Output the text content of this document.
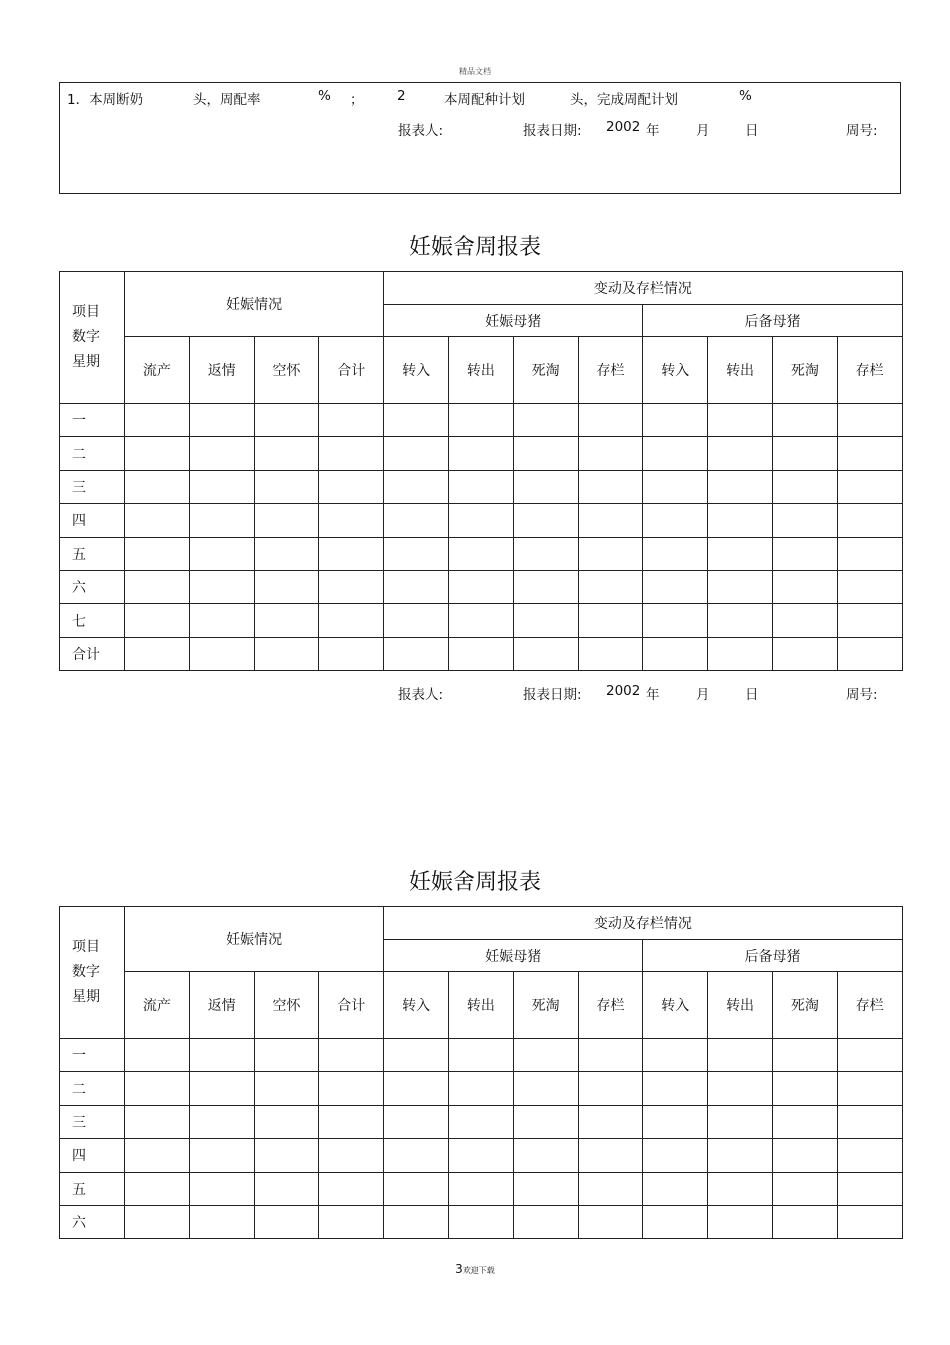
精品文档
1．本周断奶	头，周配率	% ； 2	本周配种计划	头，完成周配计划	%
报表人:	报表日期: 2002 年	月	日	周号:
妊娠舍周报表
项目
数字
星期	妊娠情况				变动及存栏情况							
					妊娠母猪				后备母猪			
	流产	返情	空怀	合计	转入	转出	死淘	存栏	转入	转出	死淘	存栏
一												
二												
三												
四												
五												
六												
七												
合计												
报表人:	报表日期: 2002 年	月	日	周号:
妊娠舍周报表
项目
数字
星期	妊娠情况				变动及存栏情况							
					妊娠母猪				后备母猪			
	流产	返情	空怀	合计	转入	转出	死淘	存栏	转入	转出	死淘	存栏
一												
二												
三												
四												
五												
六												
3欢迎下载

* * *

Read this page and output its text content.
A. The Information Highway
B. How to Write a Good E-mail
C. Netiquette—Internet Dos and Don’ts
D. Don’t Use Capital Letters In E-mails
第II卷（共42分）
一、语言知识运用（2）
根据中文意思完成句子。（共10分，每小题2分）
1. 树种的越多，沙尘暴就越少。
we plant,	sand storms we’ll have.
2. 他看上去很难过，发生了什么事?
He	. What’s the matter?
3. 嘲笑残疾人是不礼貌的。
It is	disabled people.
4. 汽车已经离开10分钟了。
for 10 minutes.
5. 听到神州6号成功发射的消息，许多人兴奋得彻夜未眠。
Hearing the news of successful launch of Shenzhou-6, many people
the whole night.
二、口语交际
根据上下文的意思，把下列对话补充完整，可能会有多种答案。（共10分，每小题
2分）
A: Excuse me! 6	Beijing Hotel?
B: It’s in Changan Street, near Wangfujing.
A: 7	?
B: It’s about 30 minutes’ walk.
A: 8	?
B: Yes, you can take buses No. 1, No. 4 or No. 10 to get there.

◆ What the task asks: Using the listing, copy every line where the word "text" shows up.

◆ Solution for this exercise:
Output the text content of this document.
Read this page and output its text content.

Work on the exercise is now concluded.